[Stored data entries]
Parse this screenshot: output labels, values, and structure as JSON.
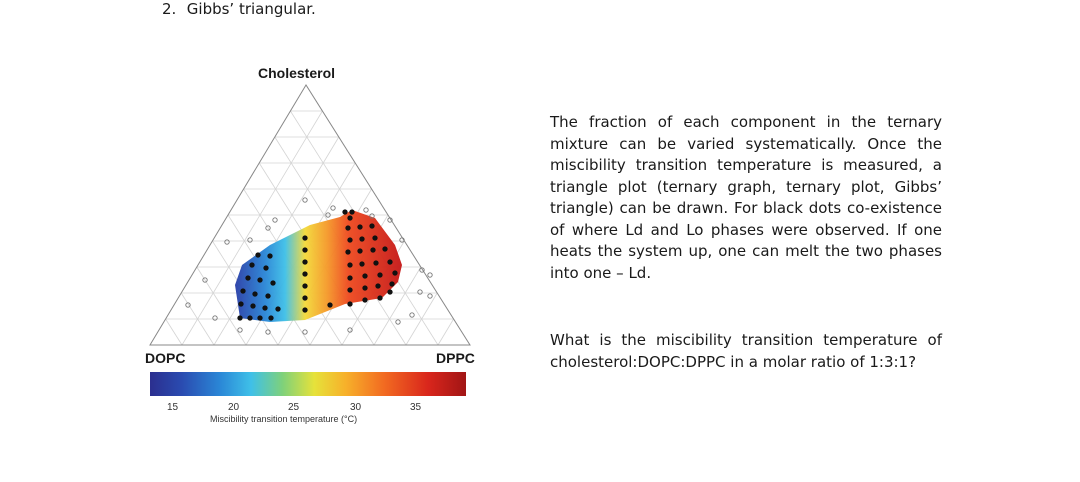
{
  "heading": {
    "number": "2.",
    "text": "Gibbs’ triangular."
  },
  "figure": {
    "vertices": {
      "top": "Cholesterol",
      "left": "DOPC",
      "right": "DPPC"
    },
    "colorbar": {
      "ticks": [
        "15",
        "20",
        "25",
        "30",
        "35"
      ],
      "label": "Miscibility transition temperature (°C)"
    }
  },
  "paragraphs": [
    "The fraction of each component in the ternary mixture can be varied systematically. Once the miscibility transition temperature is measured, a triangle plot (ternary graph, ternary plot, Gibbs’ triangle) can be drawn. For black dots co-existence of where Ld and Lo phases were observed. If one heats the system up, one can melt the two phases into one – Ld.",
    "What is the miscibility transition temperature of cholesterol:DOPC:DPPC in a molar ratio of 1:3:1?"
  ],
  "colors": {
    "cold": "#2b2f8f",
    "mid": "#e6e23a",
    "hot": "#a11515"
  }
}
---
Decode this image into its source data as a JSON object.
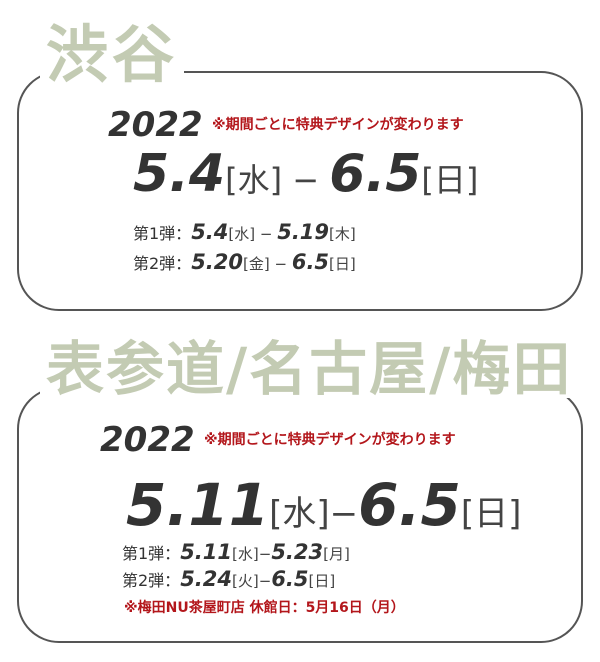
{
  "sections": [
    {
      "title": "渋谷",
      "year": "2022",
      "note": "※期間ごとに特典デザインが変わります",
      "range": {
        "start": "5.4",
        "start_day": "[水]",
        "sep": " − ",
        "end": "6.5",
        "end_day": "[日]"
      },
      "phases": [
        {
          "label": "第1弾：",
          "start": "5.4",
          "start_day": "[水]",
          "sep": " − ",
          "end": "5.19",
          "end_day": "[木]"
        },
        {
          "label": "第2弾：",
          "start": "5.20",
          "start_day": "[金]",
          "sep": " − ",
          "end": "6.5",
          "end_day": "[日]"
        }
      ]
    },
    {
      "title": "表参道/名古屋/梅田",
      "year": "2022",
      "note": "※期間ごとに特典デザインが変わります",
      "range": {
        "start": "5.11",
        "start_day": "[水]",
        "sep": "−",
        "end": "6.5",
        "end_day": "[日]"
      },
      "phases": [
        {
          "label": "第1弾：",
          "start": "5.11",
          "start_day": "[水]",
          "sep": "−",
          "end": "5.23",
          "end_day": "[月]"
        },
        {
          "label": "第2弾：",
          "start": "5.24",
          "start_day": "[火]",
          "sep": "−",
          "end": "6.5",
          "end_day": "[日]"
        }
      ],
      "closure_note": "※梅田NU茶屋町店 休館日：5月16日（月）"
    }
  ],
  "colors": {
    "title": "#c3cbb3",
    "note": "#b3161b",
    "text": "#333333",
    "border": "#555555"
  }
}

EXERCISE INSTRUCTIONS:
Pick out every line above that holds the word "DPPC" and copy it.

SOLUTION BELOW:
      "right": "DPPC"
    "What is the miscibility transition temperature of cholesterol:DOPC:DPPC in a molar ratio of 1:3:1?"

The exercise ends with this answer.